WHAT THIS TASK INVOLVES:
Could you output each line of the data that follows exactly?

══ MATERIAL FOR THIS TASK ══

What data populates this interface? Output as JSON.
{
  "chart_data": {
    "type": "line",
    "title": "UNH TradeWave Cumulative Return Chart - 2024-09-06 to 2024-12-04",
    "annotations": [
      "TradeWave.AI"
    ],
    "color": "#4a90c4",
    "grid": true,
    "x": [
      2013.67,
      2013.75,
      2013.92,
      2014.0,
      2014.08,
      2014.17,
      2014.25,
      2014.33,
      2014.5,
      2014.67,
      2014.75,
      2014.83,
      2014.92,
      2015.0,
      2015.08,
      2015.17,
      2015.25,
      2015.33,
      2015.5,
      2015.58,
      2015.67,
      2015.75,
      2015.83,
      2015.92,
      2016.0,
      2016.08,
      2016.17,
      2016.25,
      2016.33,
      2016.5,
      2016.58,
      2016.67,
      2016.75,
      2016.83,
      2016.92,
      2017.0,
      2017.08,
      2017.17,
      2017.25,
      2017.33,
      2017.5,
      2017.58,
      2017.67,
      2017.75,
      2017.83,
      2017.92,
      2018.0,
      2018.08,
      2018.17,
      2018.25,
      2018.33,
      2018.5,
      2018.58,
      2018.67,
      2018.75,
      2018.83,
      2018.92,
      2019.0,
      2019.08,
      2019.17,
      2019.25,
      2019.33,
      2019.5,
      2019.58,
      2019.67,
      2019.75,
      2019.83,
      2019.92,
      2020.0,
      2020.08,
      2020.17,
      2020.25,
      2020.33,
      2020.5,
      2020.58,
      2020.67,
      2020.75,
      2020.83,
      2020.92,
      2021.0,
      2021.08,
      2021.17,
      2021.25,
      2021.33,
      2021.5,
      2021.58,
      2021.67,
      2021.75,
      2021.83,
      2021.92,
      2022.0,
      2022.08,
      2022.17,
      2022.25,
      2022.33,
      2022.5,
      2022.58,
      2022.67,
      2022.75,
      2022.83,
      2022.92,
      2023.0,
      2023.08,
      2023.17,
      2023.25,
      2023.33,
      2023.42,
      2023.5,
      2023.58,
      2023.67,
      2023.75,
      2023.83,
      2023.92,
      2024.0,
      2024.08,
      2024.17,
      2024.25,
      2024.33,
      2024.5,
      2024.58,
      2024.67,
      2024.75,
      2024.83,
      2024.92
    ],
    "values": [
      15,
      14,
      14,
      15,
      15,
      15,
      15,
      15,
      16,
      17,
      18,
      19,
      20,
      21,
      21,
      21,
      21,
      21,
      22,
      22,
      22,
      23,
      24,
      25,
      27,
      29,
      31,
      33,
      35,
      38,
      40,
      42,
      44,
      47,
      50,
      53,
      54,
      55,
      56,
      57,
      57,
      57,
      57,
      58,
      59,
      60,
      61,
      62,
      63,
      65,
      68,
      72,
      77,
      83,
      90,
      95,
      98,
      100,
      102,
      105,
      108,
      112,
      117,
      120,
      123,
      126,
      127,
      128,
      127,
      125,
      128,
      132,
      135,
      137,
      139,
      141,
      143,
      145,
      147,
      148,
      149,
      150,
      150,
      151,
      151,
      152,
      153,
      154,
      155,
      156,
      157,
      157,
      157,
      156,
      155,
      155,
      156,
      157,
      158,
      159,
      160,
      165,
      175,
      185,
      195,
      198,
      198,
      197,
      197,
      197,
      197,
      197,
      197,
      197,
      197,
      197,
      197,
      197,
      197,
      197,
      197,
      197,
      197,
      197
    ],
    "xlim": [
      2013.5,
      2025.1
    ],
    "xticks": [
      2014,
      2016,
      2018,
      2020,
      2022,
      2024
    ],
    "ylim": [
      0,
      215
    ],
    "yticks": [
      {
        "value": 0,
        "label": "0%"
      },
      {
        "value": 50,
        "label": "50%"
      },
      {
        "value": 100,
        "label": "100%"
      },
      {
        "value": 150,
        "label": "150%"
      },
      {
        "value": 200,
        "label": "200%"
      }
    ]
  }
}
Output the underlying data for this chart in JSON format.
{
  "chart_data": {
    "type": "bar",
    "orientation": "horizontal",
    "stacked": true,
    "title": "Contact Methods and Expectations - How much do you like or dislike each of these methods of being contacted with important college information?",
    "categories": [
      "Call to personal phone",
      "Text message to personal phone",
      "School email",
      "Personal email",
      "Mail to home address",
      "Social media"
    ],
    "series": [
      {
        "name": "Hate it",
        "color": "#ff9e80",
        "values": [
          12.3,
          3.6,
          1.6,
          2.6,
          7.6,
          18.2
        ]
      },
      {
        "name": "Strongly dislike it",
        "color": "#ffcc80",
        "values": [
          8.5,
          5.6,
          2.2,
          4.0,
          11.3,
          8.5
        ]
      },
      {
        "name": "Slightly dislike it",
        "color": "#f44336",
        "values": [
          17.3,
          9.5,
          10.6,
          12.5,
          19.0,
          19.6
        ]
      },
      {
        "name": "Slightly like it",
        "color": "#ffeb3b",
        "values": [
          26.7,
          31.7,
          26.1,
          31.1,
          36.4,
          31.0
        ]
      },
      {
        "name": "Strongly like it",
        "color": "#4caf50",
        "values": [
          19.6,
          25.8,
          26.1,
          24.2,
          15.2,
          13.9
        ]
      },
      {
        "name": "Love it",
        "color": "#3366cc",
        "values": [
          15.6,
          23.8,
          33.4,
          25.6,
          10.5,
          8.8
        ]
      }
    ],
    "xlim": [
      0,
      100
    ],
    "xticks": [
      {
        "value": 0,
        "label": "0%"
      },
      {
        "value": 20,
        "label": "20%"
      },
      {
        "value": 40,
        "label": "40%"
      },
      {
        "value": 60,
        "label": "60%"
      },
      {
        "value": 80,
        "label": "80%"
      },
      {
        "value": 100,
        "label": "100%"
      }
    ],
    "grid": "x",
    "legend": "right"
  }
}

═══

ANSWER FOR THIS EXERCISE:
What data populates this interface? Output as JSON.
{
  "chart_data": {
    "type": "line",
    "title": "UNH TradeWave Cumulative Return Chart - 2024-09-06 to 2024-12-04",
    "annotations": [
      "TradeWave.AI"
    ],
    "color": "#4a90c4",
    "grid": true,
    "x": [
      2013.67,
      2013.75,
      2013.92,
      2014.0,
      2014.08,
      2014.17,
      2014.25,
      2014.33,
      2014.5,
      2014.67,
      2014.75,
      2014.83,
      2014.92,
      2015.0,
      2015.08,
      2015.17,
      2015.25,
      2015.33,
      2015.5,
      2015.58,
      2015.67,
      2015.75,
      2015.83,
      2015.92,
      2016.0,
      2016.08,
      2016.17,
      2016.25,
      2016.33,
      2016.5,
      2016.58,
      2016.67,
      2016.75,
      2016.83,
      2016.92,
      2017.0,
      2017.08,
      2017.17,
      2017.25,
      2017.33,
      2017.5,
      2017.58,
      2017.67,
      2017.75,
      2017.83,
      2017.92,
      2018.0,
      2018.08,
      2018.17,
      2018.25,
      2018.33,
      2018.5,
      2018.58,
      2018.67,
      2018.75,
      2018.83,
      2018.92,
      2019.0,
      2019.08,
      2019.17,
      2019.25,
      2019.33,
      2019.5,
      2019.58,
      2019.67,
      2019.75,
      2019.83,
      2019.92,
      2020.0,
      2020.08,
      2020.17,
      2020.25,
      2020.33,
      2020.5,
      2020.58,
      2020.67,
      2020.75,
      2020.83,
      2020.92,
      2021.0,
      2021.08,
      2021.17,
      2021.25,
      2021.33,
      2021.5,
      2021.58,
      2021.67,
      2021.75,
      2021.83,
      2021.92,
      2022.0,
      2022.08,
      2022.17,
      2022.25,
      2022.33,
      2022.5,
      2022.58,
      2022.67,
      2022.75,
      2022.83,
      2022.92,
      2023.0,
      2023.08,
      2023.17,
      2023.25,
      2023.33,
      2023.42,
      2023.5,
      2023.58,
      2023.67,
      2023.75,
      2023.83,
      2023.92,
      2024.0,
      2024.08,
      2024.17,
      2024.25,
      2024.33,
      2024.5,
      2024.58,
      2024.67,
      2024.75,
      2024.83,
      2024.92
    ],
    "values": [
      15,
      14,
      14,
      15,
      15,
      15,
      15,
      15,
      16,
      17,
      18,
      19,
      20,
      21,
      21,
      21,
      21,
      21,
      22,
      22,
      22,
      23,
      24,
      25,
      27,
      29,
      31,
      33,
      35,
      38,
      40,
      42,
      44,
      47,
      50,
      53,
      54,
      55,
      56,
      57,
      57,
      57,
      57,
      58,
      59,
      60,
      61,
      62,
      63,
      65,
      68,
      72,
      77,
      83,
      90,
      95,
      98,
      100,
      102,
      105,
      108,
      112,
      117,
      120,
      123,
      126,
      127,
      128,
      127,
      125,
      128,
      132,
      135,
      137,
      139,
      141,
      143,
      145,
      147,
      148,
      149,
      150,
      150,
      151,
      151,
      152,
      153,
      154,
      155,
      156,
      157,
      157,
      157,
      156,
      155,
      155,
      156,
      157,
      158,
      159,
      160,
      165,
      175,
      185,
      195,
      198,
      198,
      197,
      197,
      197,
      197,
      197,
      197,
      197,
      197,
      197,
      197,
      197,
      197,
      197,
      197,
      197,
      197,
      197
    ],
    "xlim": [
      2013.5,
      2025.1
    ],
    "xticks": [
      2014,
      2016,
      2018,
      2020,
      2022,
      2024
    ],
    "ylim": [
      0,
      215
    ],
    "yticks": [
      {
        "value": 0,
        "label": "0%"
      },
      {
        "value": 50,
        "label": "50%"
      },
      {
        "value": 100,
        "label": "100%"
      },
      {
        "value": 150,
        "label": "150%"
      },
      {
        "value": 200,
        "label": "200%"
      }
    ]
  }
}
Output the underlying data for this chart in JSON format.
{
  "chart_data": {
    "type": "bar",
    "orientation": "horizontal",
    "stacked": true,
    "title": "Contact Methods and Expectations - How much do you like or dislike each of these methods of being contacted with important college information?",
    "categories": [
      "Call to personal phone",
      "Text message to personal phone",
      "School email",
      "Personal email",
      "Mail to home address",
      "Social media"
    ],
    "series": [
      {
        "name": "Hate it",
        "color": "#ff9e80",
        "values": [
          12.3,
          3.6,
          1.6,
          2.6,
          7.6,
          18.2
        ]
      },
      {
        "name": "Strongly dislike it",
        "color": "#ffcc80",
        "values": [
          8.5,
          5.6,
          2.2,
          4.0,
          11.3,
          8.5
        ]
      },
      {
        "name": "Slightly dislike it",
        "color": "#f44336",
        "values": [
          17.3,
          9.5,
          10.6,
          12.5,
          19.0,
          19.6
        ]
      },
      {
        "name": "Slightly like it",
        "color": "#ffeb3b",
        "values": [
          26.7,
          31.7,
          26.1,
          31.1,
          36.4,
          31.0
        ]
      },
      {
        "name": "Strongly like it",
        "color": "#4caf50",
        "values": [
          19.6,
          25.8,
          26.1,
          24.2,
          15.2,
          13.9
        ]
      },
      {
        "name": "Love it",
        "color": "#3366cc",
        "values": [
          15.6,
          23.8,
          33.4,
          25.6,
          10.5,
          8.8
        ]
      }
    ],
    "xlim": [
      0,
      100
    ],
    "xticks": [
      {
        "value": 0,
        "label": "0%"
      },
      {
        "value": 20,
        "label": "20%"
      },
      {
        "value": 40,
        "label": "40%"
      },
      {
        "value": 60,
        "label": "60%"
      },
      {
        "value": 80,
        "label": "80%"
      },
      {
        "value": 100,
        "label": "100%"
      }
    ],
    "grid": "x",
    "legend": "right"
  }
}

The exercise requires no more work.